Task brief:
Only the number is wanted: how many lines in the data contain "text"?

[Dataset items]
* Begin *

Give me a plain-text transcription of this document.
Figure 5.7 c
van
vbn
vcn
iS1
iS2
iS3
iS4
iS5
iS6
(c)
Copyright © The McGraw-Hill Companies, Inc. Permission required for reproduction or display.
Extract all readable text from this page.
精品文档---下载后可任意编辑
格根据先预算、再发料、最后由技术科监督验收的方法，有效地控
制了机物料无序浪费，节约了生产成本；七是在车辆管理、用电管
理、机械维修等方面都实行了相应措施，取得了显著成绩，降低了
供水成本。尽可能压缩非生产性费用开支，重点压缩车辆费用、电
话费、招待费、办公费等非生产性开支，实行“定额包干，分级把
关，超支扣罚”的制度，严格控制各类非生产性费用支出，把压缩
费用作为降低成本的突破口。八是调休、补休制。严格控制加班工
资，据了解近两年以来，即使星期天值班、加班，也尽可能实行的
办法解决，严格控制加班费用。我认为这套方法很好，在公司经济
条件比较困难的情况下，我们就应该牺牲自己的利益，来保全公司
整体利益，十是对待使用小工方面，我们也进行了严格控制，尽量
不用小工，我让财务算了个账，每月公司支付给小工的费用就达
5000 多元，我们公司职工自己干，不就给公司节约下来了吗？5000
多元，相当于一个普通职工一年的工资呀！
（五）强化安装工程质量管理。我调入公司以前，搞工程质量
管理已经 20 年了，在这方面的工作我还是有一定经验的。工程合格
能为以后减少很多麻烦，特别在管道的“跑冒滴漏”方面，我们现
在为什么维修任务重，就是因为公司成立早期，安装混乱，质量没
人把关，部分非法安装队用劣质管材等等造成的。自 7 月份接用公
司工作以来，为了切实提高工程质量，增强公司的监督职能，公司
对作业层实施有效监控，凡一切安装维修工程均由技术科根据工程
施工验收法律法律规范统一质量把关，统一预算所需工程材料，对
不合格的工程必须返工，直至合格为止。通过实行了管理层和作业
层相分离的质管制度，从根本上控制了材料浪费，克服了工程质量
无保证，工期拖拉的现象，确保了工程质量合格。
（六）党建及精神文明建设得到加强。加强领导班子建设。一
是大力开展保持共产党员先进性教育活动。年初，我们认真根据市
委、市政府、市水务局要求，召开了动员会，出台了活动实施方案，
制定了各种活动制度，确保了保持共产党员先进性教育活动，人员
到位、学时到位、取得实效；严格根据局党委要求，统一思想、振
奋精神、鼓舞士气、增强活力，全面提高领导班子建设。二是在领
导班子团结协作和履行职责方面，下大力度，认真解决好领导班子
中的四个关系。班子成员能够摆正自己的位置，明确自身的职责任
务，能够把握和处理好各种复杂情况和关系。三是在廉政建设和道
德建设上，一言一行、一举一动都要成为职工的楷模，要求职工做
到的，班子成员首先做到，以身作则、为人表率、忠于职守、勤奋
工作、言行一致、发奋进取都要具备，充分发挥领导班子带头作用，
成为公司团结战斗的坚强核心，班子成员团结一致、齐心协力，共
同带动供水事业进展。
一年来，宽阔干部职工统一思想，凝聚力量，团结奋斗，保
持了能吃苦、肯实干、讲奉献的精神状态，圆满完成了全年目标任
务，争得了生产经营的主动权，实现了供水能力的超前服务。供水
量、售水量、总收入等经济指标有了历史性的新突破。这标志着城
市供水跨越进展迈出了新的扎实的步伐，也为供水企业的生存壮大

* End *

Written response:
2